# [WRITTEN EXERCISE 1]
In the passage, what does the writer say they wish, if they believed in regret?
# [WRITTEN EXERCISE 2]
Rewrite the listing from its first line down through the line containing "image-grid: 6图 xyxy=(44,1358,1037,1570)". Replace "post-image" with "photo-tile" and change nothing else.

# [EXCERPTED PASSAGE]
━━━━━━━━━━
Let me apologize in advance.
There are days when I present my middle finger at you.
Not you personally.
I mean all of you at the same time. As in the world. There are days I still flip off the entirety of planet earth. But not so much in a mean, hateful manner, my bird is out there in a fun, maniacal laugh sort of way. I’m me, getting to be me all day, everyday, all year long and there is no one left to stop me. The kind of defiance I lived my whole life to attain.
If I subscribed to the concept of regret, the bummer is I wish I arrived in this place far sooner. However, part of the grand lesson is — life doesn’t work that way. Pain, suffering, depression, anger, fear and hate will certainly dominate most human brains, until enough wisdom is gained to triumph over those very real life experiences.
━━━━━━━━━━
# [DATASET]
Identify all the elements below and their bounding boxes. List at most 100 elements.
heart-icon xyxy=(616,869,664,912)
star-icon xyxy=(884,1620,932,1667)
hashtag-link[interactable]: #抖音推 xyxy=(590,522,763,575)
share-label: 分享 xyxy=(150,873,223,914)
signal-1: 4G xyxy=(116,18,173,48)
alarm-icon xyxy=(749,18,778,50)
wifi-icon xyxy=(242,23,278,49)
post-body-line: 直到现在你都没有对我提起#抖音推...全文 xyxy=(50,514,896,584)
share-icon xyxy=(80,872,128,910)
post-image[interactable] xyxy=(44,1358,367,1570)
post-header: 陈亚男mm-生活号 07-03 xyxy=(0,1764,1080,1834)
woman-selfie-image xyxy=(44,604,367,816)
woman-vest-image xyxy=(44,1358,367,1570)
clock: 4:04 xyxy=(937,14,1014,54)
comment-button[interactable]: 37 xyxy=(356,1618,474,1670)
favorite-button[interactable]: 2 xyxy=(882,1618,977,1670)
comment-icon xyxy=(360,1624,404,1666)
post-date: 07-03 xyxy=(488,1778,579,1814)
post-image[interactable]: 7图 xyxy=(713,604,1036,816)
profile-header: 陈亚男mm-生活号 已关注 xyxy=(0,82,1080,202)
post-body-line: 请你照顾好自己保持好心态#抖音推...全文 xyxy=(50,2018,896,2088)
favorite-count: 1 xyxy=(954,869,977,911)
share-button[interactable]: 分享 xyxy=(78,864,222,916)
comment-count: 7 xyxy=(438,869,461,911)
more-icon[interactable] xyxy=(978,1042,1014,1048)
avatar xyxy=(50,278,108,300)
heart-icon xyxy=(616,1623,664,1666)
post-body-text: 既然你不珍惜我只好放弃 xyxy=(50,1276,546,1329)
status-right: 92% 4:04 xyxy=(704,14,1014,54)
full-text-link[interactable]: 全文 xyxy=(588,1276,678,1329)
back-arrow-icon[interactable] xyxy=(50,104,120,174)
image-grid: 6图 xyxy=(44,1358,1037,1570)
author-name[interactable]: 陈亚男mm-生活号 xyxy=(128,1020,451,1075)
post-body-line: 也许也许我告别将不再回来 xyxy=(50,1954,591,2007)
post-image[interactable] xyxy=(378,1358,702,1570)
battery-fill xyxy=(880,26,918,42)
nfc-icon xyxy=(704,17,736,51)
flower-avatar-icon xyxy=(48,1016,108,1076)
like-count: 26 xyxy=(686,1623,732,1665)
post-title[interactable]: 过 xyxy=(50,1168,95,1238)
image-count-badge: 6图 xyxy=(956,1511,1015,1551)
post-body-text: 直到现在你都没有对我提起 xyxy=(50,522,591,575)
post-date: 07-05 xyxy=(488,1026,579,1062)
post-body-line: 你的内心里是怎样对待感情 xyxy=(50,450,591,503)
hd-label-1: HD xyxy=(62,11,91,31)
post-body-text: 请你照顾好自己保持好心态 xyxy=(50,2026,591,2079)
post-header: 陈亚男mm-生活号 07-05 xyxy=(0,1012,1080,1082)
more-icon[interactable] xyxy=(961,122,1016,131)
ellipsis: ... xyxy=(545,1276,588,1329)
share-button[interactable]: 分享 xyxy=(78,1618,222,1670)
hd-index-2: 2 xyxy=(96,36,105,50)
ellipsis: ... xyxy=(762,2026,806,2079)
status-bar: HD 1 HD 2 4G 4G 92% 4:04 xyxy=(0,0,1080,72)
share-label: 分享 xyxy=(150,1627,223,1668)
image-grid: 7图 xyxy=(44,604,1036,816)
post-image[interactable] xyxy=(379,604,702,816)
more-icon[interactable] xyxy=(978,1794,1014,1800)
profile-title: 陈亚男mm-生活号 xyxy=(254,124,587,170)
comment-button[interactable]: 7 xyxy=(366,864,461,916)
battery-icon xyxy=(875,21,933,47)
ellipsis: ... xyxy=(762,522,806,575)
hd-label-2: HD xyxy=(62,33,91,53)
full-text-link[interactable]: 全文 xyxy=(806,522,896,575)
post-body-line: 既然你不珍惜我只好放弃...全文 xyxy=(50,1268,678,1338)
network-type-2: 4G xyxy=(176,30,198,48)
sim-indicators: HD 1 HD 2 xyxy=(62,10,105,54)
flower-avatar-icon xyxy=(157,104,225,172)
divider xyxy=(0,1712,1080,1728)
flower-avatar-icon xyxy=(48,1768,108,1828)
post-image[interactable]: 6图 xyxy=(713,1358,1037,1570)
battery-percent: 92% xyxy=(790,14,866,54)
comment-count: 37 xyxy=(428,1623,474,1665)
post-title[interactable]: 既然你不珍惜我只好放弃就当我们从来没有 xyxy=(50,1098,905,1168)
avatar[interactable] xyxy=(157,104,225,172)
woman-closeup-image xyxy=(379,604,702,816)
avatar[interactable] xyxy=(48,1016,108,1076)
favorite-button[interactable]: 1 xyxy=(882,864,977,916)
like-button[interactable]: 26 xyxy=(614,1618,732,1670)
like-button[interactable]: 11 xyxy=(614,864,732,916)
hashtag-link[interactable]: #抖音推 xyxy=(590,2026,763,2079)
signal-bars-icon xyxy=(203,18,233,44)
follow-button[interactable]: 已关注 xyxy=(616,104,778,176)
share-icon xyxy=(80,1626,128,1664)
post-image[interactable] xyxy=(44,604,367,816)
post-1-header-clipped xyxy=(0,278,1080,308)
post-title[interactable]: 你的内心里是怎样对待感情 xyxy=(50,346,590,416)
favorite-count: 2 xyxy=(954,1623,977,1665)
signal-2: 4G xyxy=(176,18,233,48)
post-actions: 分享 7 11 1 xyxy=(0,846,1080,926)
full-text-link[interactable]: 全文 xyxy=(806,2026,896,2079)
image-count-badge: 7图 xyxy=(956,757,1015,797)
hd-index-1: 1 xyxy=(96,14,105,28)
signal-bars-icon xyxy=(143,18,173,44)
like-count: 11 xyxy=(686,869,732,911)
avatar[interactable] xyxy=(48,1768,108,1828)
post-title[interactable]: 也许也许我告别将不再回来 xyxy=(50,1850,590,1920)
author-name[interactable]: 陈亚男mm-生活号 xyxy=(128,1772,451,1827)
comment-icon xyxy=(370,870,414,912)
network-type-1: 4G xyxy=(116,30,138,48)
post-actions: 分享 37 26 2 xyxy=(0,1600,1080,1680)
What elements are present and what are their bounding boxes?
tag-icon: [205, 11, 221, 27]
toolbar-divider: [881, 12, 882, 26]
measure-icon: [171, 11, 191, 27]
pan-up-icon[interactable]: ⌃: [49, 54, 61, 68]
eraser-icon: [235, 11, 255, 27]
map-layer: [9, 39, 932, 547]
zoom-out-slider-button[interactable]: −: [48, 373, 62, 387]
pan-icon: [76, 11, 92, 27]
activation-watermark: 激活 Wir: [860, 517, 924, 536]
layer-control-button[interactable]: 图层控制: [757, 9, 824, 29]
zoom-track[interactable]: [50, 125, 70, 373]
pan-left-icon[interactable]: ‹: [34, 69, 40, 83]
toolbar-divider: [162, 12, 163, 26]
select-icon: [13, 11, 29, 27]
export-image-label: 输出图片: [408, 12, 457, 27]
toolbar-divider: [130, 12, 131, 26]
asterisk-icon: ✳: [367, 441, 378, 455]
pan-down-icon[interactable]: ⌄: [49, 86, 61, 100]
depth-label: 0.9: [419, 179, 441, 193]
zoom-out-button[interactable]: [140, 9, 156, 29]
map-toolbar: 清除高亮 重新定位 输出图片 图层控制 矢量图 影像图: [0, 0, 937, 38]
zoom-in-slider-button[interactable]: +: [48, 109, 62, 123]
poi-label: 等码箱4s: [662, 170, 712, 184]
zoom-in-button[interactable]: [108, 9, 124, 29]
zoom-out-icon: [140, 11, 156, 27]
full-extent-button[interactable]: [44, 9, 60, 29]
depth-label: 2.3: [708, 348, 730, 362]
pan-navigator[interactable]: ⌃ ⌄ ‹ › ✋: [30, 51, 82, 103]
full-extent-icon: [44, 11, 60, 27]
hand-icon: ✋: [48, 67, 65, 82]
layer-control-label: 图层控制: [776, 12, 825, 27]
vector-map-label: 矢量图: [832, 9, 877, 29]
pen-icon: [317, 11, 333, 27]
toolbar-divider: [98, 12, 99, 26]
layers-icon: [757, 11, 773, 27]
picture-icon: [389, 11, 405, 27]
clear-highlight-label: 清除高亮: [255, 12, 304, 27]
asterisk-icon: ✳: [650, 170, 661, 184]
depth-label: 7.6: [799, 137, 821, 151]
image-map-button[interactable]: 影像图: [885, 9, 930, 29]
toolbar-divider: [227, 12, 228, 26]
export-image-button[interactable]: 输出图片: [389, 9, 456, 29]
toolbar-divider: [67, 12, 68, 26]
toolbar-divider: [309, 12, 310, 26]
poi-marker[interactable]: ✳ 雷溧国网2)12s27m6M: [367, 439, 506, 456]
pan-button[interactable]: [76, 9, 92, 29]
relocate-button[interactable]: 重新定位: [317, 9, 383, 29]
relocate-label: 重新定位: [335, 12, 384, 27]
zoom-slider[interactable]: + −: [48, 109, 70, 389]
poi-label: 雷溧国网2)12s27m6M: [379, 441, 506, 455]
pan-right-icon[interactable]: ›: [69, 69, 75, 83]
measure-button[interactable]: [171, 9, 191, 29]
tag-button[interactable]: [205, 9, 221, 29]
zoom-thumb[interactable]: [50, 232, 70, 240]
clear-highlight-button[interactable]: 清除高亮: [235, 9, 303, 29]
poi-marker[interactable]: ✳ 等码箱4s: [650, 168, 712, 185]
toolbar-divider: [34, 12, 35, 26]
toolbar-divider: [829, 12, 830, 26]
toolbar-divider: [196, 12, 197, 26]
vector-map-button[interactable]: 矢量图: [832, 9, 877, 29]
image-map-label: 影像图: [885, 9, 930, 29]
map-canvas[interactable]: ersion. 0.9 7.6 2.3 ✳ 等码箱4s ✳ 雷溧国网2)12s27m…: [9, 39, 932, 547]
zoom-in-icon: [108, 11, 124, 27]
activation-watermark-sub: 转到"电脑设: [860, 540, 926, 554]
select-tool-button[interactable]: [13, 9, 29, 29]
━━━━━━━━━━
# [TASK OUTPUT 1]
That they had arrived in this place far sooner.

# [TASK OUTPUT 2]
Identify all the elements below and their bounding boxes. List at most 100 elements.
heart-icon xyxy=(616,869,664,912)
star-icon xyxy=(884,1620,932,1667)
hashtag-link[interactable]: #抖音推 xyxy=(590,522,763,575)
share-label: 分享 xyxy=(150,873,223,914)
signal-1: 4G xyxy=(116,18,173,48)
alarm-icon xyxy=(749,18,778,50)
wifi-icon xyxy=(242,23,278,49)
post-body-line: 直到现在你都没有对我提起#抖音推...全文 xyxy=(50,514,896,584)
share-icon xyxy=(80,872,128,910)
photo-tile[interactable] xyxy=(44,1358,367,1570)
post-header: 陈亚男mm-生活号 07-03 xyxy=(0,1764,1080,1834)
woman-selfie-image xyxy=(44,604,367,816)
woman-vest-image xyxy=(44,1358,367,1570)
clock: 4:04 xyxy=(937,14,1014,54)
comment-button[interactable]: 37 xyxy=(356,1618,474,1670)
favorite-button[interactable]: 2 xyxy=(882,1618,977,1670)
comment-icon xyxy=(360,1624,404,1666)
post-date: 07-03 xyxy=(488,1778,579,1814)
photo-tile[interactable]: 7图 xyxy=(713,604,1036,816)
profile-header: 陈亚男mm-生活号 已关注 xyxy=(0,82,1080,202)
post-body-line: 请你照顾好自己保持好心态#抖音推...全文 xyxy=(50,2018,896,2088)
favorite-count: 1 xyxy=(954,869,977,911)
share-button[interactable]: 分享 xyxy=(78,864,222,916)
comment-count: 7 xyxy=(438,869,461,911)
more-icon[interactable] xyxy=(978,1042,1014,1048)
avatar xyxy=(50,278,108,300)
heart-icon xyxy=(616,1623,664,1666)
post-body-text: 既然你不珍惜我只好放弃 xyxy=(50,1276,546,1329)
status-right: 92% 4:04 xyxy=(704,14,1014,54)
full-text-link[interactable]: 全文 xyxy=(588,1276,678,1329)
back-arrow-icon[interactable] xyxy=(50,104,120,174)
image-grid: 6图 xyxy=(44,1358,1037,1570)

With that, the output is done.